Return all the data, word for word.

[BEGIN Input material]

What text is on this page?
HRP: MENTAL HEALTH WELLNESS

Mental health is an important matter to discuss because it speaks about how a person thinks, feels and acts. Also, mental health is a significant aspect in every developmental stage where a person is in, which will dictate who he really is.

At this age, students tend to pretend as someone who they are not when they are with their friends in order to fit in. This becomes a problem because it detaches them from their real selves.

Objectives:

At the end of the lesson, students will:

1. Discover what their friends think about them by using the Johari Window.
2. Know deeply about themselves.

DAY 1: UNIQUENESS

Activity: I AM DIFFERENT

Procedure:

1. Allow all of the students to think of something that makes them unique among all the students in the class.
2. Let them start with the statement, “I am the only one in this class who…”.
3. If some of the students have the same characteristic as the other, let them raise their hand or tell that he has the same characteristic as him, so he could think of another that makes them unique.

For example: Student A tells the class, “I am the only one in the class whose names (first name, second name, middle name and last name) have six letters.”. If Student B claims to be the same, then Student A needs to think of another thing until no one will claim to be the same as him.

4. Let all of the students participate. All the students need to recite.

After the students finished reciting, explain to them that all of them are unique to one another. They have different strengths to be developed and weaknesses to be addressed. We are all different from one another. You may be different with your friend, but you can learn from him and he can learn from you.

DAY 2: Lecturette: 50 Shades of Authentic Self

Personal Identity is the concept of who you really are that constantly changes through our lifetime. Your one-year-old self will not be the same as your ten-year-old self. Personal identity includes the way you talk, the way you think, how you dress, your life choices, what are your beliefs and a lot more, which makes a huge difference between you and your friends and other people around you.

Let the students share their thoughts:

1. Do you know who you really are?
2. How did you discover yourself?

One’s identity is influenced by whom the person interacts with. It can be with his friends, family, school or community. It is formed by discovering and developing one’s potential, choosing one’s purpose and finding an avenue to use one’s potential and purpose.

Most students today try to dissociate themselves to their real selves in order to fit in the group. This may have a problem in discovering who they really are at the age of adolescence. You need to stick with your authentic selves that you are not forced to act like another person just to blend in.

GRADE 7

[END Input material]

# [Expected answer]
What text is on this page?
HRP: MENTAL HEALTH WELLNESS

Mental health is an important matter to discuss because it speaks about how a person thinks, feels and acts. Also, mental health is a significant aspect in every developmental stage where a person is in, which will dictate who he really is.

At this age, students tend to pretend as someone who they are not when they are with their friends in order to fit in. This becomes a problem because it detaches them from their real selves.

Objectives:

At the end of the lesson, students will:

1. Discover what their friends think about them by using the Johari Window.
2. Know deeply about themselves.

DAY 1: UNIQUENESS

Activity: I AM DIFFERENT

Procedure:

1. Allow all of the students to think of something that makes them unique among all the students in the class.
2. Let them start with the statement, “I am the only one in this class who…”.
3. If some of the students have the same characteristic as the other, let them raise their hand or tell that he has the same characteristic as him, so he could think of another that makes them unique.

For example: Student A tells the class, “I am the only one in the class whose names (first name, second name, middle name and last name) have six letters.”. If Student B claims to be the same, then Student A needs to think of another thing until no one will claim to be the same as him.

4. Let all of the students participate. All the students need to recite.

After the students finished reciting, explain to them that all of them are unique to one another. They have different strengths to be developed and weaknesses to be addressed. We are all different from one another. You may be different with your friend, but you can learn from him and he can learn from you.

DAY 2: Lecturette: 50 Shades of Authentic Self

Personal Identity is the concept of who you really are that constantly changes through our lifetime. Your one-year-old self will not be the same as your ten-year-old self. Personal identity includes the way you talk, the way you think, how you dress, your life choices, what are your beliefs and a lot more, which makes a huge difference between you and your friends and other people around you.

Let the students share their thoughts:

1. Do you know who you really are?
2. How did you discover yourself?

One’s identity is influenced by whom the person interacts with. It can be with his friends, family, school or community. It is formed by discovering and developing one’s potential, choosing one’s purpose and finding an avenue to use one’s potential and purpose.

Most students today try to dissociate themselves to their real selves in order to fit in the group. This may have a problem in discovering who they really are at the age of adolescence. You need to stick with your authentic selves that you are not forced to act like another person just to blend in.

GRADE 7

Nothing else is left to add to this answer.